** Begin **

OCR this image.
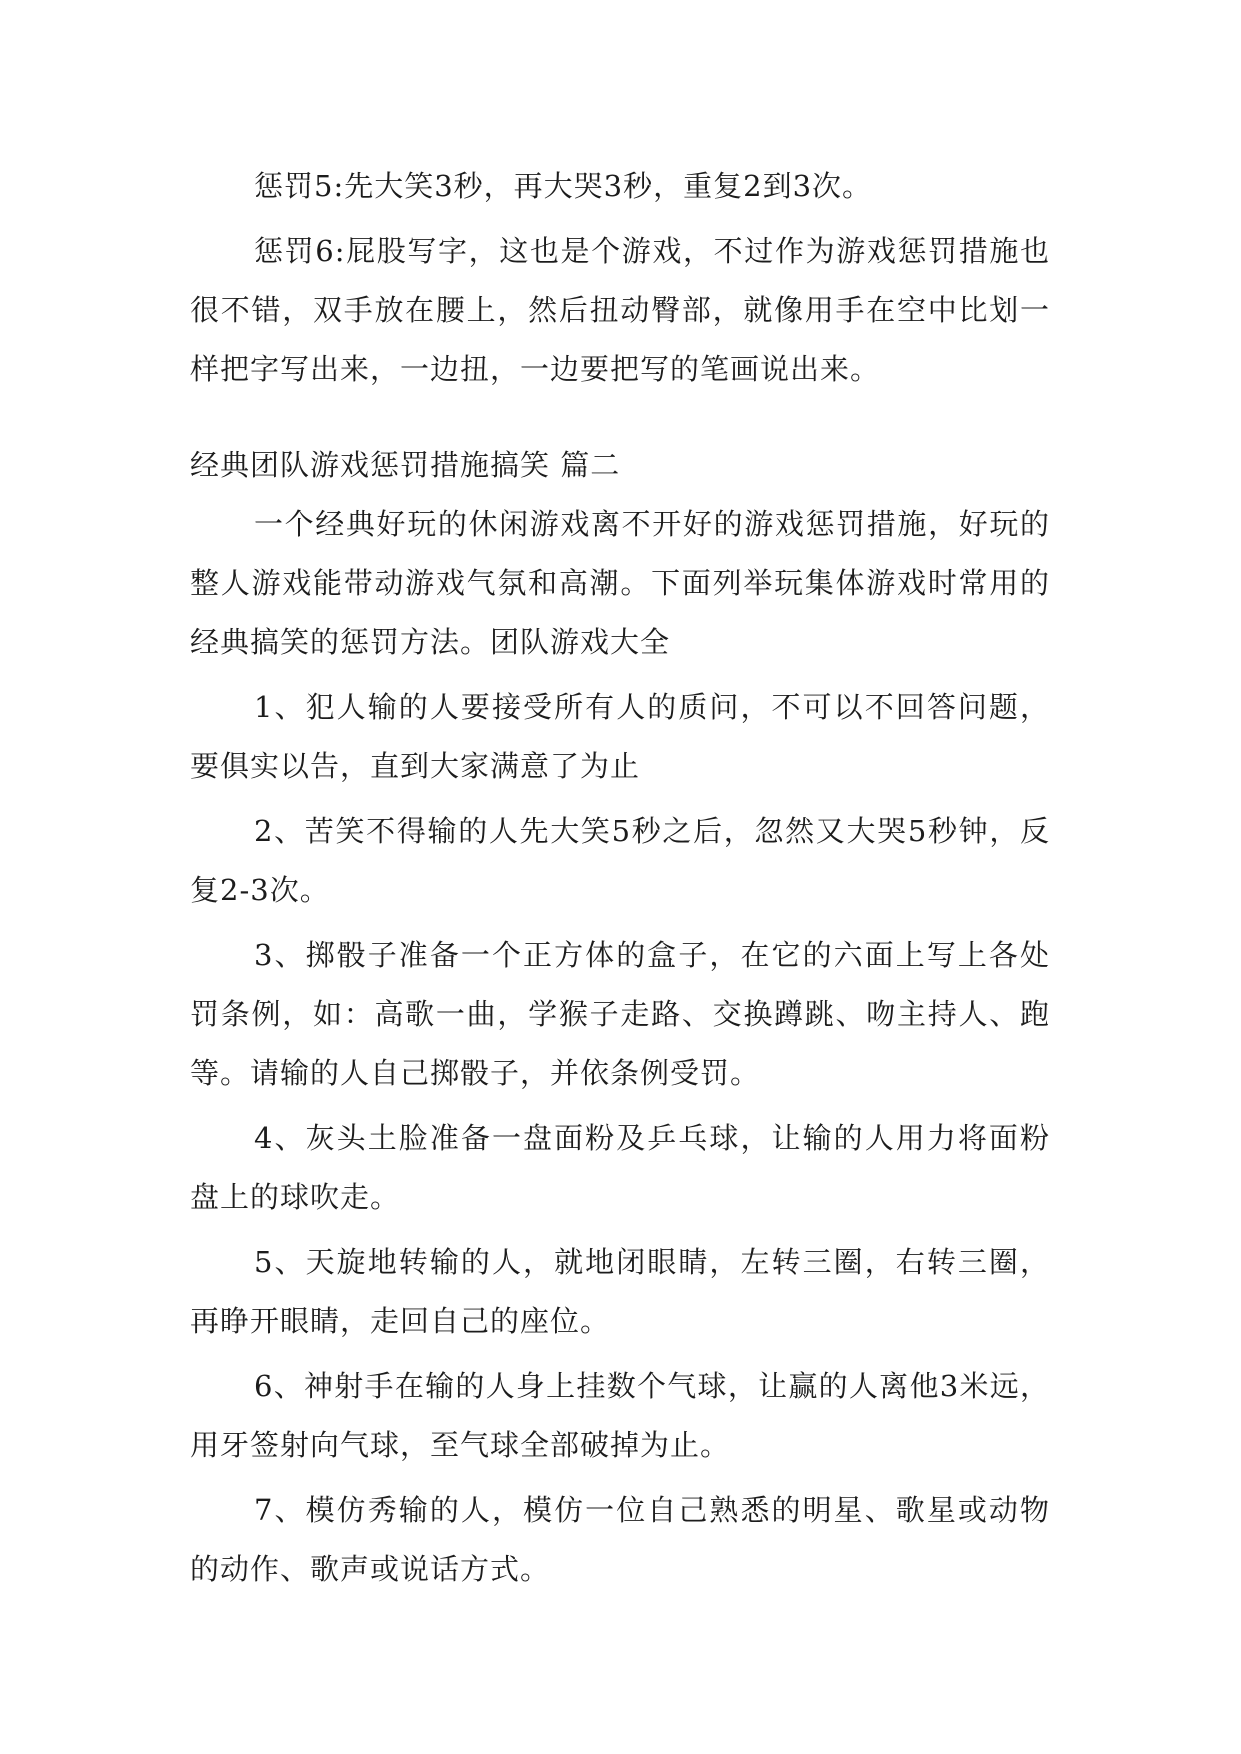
惩罚5:先大笑3秒，再大哭3秒，重复2到3次。

惩罚6:屁股写字，这也是个游戏，不过作为游戏惩罚措施也很不错，双手放在腰上，然后扭动臀部，就像用手在空中比划一样把字写出来，一边扭，一边要把写的笔画说出来。

经典团队游戏惩罚措施搞笑 篇二

一个经典好玩的休闲游戏离不开好的游戏惩罚措施，好玩的整人游戏能带动游戏气氛和高潮。下面列举玩集体游戏时常用的经典搞笑的惩罚方法。团队游戏大全

1、犯人输的人要接受所有人的质问，不可以不回答问题，要俱实以告，直到大家满意了为止

2、苦笑不得输的人先大笑5秒之后，忽然又大哭5秒钟，反复2-3次。

3、掷骰子准备一个正方体的盒子，在它的六面上写上各处罚条例，如：高歌一曲，学猴子走路、交换蹲跳、吻主持人、跑等。请输的人自己掷骰子，并依条例受罚。

4、灰头土脸准备一盘面粉及乒乓球，让输的人用力将面粉盘上的球吹走。

5、天旋地转输的人，就地闭眼睛，左转三圈，右转三圈，再睁开眼睛，走回自己的座位。

6、神射手在输的人身上挂数个气球，让赢的人离他3米远，用牙签射向气球，至气球全部破掉为止。

7、模仿秀输的人，模仿一位自己熟悉的明星、歌星或动物的动作、歌声或说话方式。
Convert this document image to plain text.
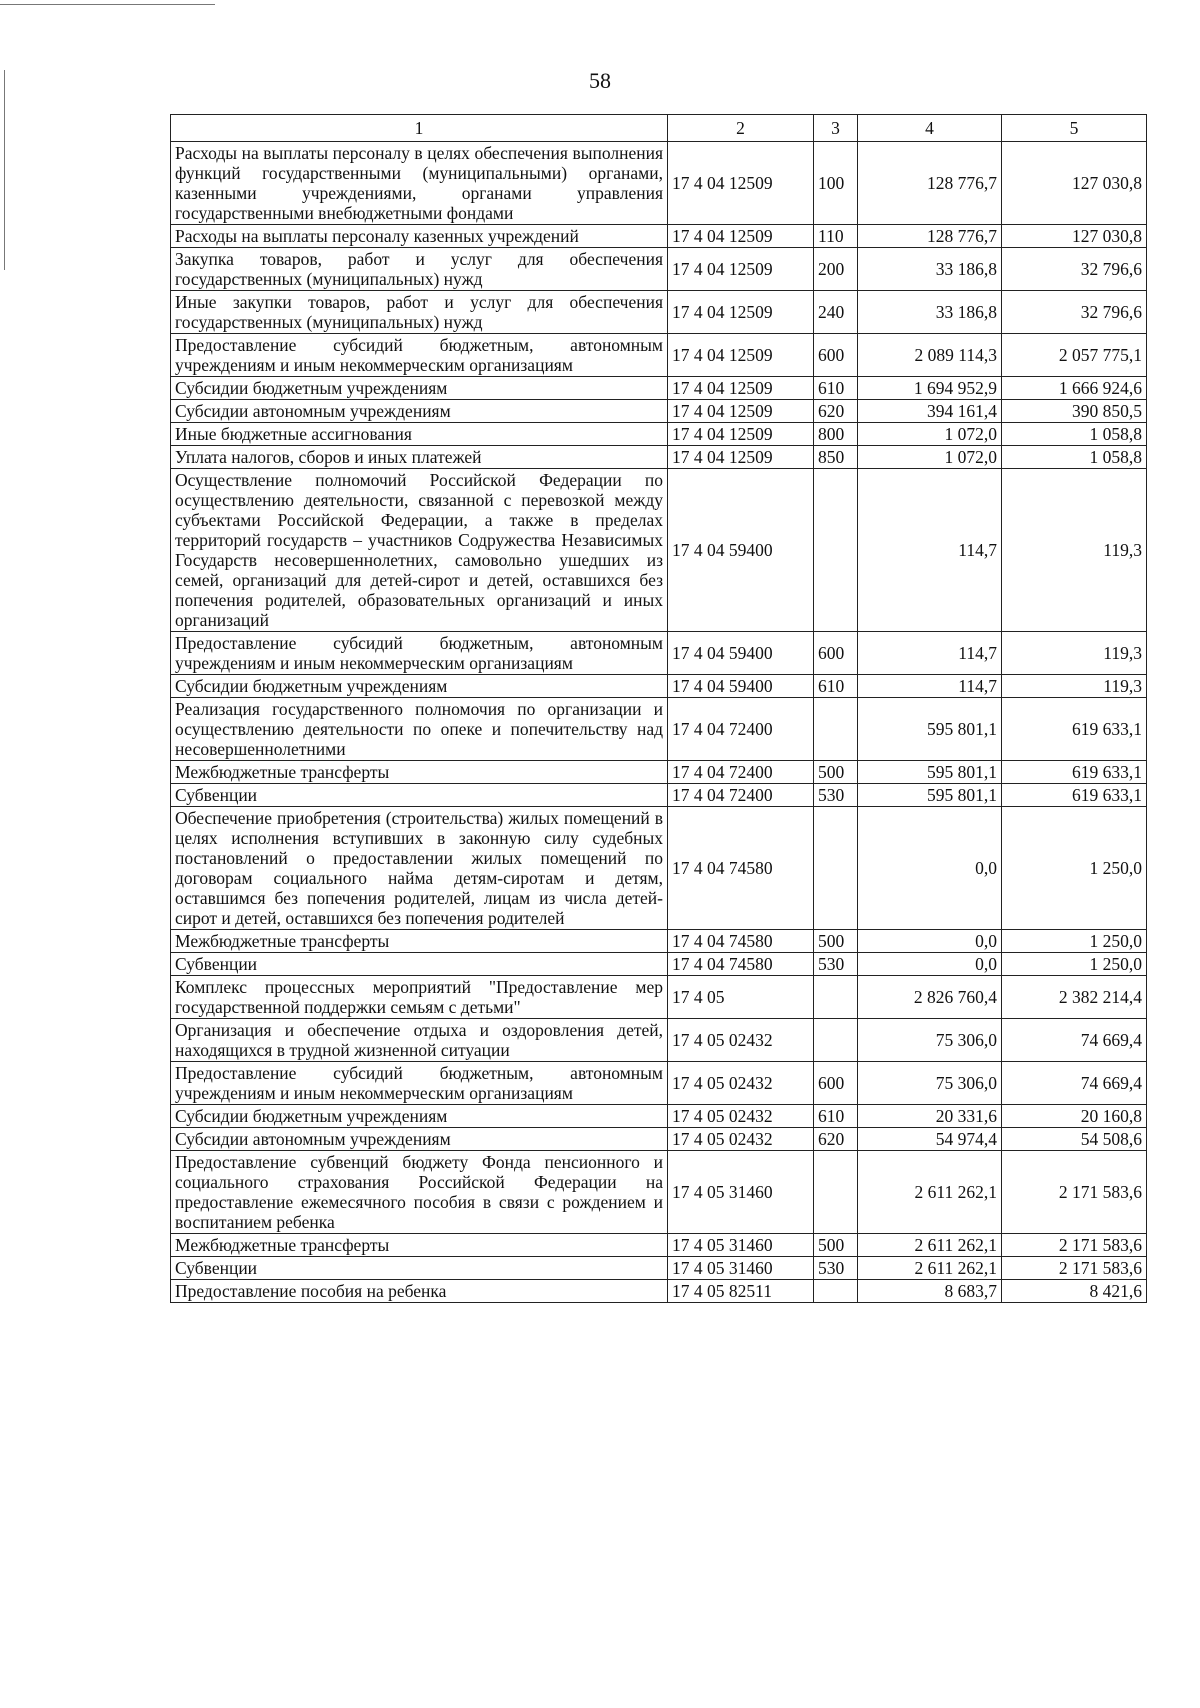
58
1	2	3	4	5
Расходы на выплаты персоналу в целях обеспечения выполнения функций государственными (муниципальными) органами, казенными учреждениями, органами управления государственными внебюджетными фондами	17 4 04 12509	100	128 776,7	127 030,8
Расходы на выплаты персоналу казенных учреждений	17 4 04 12509	110	128 776,7	127 030,8
Закупка товаров, работ и услуг для обеспечения государственных (муниципальных) нужд	17 4 04 12509	200	33 186,8	32 796,6
Иные закупки товаров, работ и услуг для обеспечения государственных (муниципальных) нужд	17 4 04 12509	240	33 186,8	32 796,6
Предоставление субсидий бюджетным, автономным учреждениям и иным некоммерческим организациям	17 4 04 12509	600	2 089 114,3	2 057 775,1
Субсидии бюджетным учреждениям	17 4 04 12509	610	1 694 952,9	1 666 924,6
Субсидии автономным учреждениям	17 4 04 12509	620	394 161,4	390 850,5
Иные бюджетные ассигнования	17 4 04 12509	800	1 072,0	1 058,8
Уплата налогов, сборов и иных платежей	17 4 04 12509	850	1 072,0	1 058,8
Осуществление полномочий Российской Федерации по осуществлению деятельности, связанной с перевозкой между субъектами Российской Федерации, а также в пределах территорий государств – участников Содружества Независимых Государств несовершеннолетних, самовольно ушедших из семей, организаций для детей-сирот и детей, оставшихся без попечения родителей, образовательных организаций и иных организаций	17 4 04 59400		114,7	119,3
Предоставление субсидий бюджетным, автономным учреждениям и иным некоммерческим организациям	17 4 04 59400	600	114,7	119,3
Субсидии бюджетным учреждениям	17 4 04 59400	610	114,7	119,3
Реализация государственного полномочия по организации и осуществлению деятельности по опеке и попечительству над несовершеннолетними	17 4 04 72400		595 801,1	619 633,1
Межбюджетные трансферты	17 4 04 72400	500	595 801,1	619 633,1
Субвенции	17 4 04 72400	530	595 801,1	619 633,1
Обеспечение приобретения (строительства) жилых помещений в целях исполнения вступивших в законную силу судебных постановлений о предоставлении жилых помещений по договорам социального найма детям-сиротам и детям, оставшимся без попечения родителей, лицам из числа детей-сирот и детей, оставшихся без попечения родителей	17 4 04 74580		0,0	1 250,0
Межбюджетные трансферты	17 4 04 74580	500	0,0	1 250,0
Субвенции	17 4 04 74580	530	0,0	1 250,0
Комплекс процессных мероприятий "Предоставление мер государственной поддержки семьям с детьми"	17 4 05		2 826 760,4	2 382 214,4
Организация и обеспечение отдыха и оздоровления детей, находящихся в трудной жизненной ситуации	17 4 05 02432		75 306,0	74 669,4
Предоставление субсидий бюджетным, автономным учреждениям и иным некоммерческим организациям	17 4 05 02432	600	75 306,0	74 669,4
Субсидии бюджетным учреждениям	17 4 05 02432	610	20 331,6	20 160,8
Субсидии автономным учреждениям	17 4 05 02432	620	54 974,4	54 508,6
Предоставление субвенций бюджету Фонда пенсионного и социального страхования Российской Федерации на предоставление ежемесячного пособия в связи с рождением и воспитанием ребенка	17 4 05 31460		2 611 262,1	2 171 583,6
Межбюджетные трансферты	17 4 05 31460	500	2 611 262,1	2 171 583,6
Субвенции	17 4 05 31460	530	2 611 262,1	2 171 583,6
Предоставление пособия на ребенка	17 4 05 82511		8 683,7	8 421,6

** End **

Your goal:
Examine the entries and report how many of their lines contain the string "Расходы", giving no more than the number.

Answer to this exercise:
2